**WHAT IS ASKED:**
Tell me how many lines hold "this", please, using only the number.

**EXERCISE MATERIALS:**
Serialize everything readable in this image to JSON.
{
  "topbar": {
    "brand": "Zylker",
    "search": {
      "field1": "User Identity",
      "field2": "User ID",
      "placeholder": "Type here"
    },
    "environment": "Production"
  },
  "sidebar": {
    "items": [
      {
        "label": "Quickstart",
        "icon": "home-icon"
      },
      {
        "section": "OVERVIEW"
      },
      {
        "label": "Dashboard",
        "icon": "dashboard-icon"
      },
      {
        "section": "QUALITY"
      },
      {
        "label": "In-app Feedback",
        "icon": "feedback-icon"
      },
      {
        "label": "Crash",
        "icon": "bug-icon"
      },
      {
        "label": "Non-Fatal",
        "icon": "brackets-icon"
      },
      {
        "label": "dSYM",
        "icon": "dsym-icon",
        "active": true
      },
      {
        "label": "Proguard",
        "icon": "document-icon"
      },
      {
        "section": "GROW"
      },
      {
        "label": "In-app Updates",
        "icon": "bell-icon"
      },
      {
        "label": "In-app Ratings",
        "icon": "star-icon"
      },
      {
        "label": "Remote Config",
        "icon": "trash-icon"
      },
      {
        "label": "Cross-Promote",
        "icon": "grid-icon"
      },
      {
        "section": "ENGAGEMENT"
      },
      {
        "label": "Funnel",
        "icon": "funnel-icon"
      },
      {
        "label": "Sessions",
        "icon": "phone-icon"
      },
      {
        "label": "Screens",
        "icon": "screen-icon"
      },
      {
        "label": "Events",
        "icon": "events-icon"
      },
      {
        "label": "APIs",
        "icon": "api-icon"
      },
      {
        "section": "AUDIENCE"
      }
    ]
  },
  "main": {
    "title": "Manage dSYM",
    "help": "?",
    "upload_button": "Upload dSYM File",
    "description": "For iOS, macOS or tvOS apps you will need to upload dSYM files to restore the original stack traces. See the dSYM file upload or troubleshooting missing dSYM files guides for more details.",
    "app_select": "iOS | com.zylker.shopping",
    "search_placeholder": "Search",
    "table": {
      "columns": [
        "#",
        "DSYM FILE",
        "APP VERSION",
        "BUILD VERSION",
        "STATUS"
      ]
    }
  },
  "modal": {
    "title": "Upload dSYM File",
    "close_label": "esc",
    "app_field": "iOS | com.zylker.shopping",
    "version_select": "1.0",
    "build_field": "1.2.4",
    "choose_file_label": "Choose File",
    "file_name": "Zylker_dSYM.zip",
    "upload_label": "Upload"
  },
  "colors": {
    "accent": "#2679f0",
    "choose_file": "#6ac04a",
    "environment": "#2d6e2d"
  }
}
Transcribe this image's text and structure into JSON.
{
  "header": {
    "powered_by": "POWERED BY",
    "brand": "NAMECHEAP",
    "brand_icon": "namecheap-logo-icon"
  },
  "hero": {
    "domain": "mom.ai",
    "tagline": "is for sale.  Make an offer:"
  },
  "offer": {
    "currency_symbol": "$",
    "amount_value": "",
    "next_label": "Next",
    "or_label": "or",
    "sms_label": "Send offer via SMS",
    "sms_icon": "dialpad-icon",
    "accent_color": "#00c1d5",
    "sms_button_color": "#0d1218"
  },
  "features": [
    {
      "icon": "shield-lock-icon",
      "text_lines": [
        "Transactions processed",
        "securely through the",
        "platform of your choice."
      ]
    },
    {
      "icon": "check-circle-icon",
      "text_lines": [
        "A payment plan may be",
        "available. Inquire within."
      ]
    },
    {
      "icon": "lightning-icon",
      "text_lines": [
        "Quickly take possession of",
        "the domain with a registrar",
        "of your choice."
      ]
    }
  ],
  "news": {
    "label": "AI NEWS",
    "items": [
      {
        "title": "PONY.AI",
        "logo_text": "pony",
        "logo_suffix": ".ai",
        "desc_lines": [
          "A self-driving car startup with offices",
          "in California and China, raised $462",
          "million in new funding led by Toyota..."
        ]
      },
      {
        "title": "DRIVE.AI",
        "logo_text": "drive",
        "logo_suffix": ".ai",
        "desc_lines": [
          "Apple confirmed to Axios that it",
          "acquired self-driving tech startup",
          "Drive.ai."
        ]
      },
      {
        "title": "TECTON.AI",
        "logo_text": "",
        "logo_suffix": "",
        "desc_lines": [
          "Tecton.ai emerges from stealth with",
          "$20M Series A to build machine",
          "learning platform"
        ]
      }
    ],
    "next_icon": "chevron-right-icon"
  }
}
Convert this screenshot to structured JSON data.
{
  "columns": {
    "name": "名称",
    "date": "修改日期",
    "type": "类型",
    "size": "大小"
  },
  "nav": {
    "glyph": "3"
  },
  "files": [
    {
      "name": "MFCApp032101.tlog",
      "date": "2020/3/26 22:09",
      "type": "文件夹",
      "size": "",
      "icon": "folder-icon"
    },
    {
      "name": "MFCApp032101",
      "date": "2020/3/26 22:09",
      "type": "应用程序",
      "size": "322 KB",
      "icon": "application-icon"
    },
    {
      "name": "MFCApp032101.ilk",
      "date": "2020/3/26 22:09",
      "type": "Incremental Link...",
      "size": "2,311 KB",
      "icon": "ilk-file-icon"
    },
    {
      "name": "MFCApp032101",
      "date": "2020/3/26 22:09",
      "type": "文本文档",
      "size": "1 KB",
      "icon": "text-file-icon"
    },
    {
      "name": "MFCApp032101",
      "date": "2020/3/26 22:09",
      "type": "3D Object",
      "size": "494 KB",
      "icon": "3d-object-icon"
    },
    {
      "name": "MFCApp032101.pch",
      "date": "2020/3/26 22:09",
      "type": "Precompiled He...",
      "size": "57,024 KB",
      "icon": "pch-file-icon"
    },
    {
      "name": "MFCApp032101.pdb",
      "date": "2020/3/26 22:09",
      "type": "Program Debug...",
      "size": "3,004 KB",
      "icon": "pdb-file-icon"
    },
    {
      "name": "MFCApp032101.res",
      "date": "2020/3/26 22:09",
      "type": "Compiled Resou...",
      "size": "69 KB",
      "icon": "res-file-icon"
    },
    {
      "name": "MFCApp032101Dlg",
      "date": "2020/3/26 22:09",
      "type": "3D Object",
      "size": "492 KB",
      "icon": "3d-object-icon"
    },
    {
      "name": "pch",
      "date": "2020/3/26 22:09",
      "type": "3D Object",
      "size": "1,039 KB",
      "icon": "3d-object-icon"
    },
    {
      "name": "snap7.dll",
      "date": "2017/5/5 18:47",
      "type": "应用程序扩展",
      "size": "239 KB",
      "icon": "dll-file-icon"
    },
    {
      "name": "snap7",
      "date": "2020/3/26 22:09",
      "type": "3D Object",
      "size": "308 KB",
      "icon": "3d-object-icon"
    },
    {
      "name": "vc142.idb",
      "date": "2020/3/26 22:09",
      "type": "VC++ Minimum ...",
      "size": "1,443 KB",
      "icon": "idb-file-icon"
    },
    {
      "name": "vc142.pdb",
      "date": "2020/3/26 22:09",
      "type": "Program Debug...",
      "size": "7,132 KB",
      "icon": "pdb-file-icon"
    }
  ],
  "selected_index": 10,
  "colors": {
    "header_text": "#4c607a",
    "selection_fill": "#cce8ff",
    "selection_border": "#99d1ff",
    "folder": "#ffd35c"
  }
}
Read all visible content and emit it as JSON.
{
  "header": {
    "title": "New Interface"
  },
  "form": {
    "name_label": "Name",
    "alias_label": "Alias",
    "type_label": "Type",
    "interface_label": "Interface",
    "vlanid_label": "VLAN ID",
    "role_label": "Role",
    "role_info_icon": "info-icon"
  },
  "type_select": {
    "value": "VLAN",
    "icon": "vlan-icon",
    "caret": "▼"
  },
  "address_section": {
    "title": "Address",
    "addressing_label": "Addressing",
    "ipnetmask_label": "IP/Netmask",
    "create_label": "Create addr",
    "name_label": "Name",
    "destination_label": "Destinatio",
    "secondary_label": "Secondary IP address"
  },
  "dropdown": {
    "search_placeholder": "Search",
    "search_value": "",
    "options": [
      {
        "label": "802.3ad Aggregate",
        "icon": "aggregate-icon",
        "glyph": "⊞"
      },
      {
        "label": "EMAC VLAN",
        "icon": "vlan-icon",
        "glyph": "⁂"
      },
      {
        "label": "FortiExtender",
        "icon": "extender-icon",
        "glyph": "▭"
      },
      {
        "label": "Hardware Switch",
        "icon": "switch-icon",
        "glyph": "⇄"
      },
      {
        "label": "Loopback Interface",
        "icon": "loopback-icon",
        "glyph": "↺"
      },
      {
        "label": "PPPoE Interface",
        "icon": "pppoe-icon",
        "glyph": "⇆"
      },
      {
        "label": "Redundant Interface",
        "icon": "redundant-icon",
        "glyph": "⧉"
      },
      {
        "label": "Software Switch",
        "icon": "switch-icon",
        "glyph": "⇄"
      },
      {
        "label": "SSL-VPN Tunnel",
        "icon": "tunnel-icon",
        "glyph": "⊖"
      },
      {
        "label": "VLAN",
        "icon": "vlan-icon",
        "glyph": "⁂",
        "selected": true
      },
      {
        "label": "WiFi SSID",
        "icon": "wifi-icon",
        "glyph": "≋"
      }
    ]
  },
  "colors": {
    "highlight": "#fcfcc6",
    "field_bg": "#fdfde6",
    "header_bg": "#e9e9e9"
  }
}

**EXERCISE ANSWER:**
3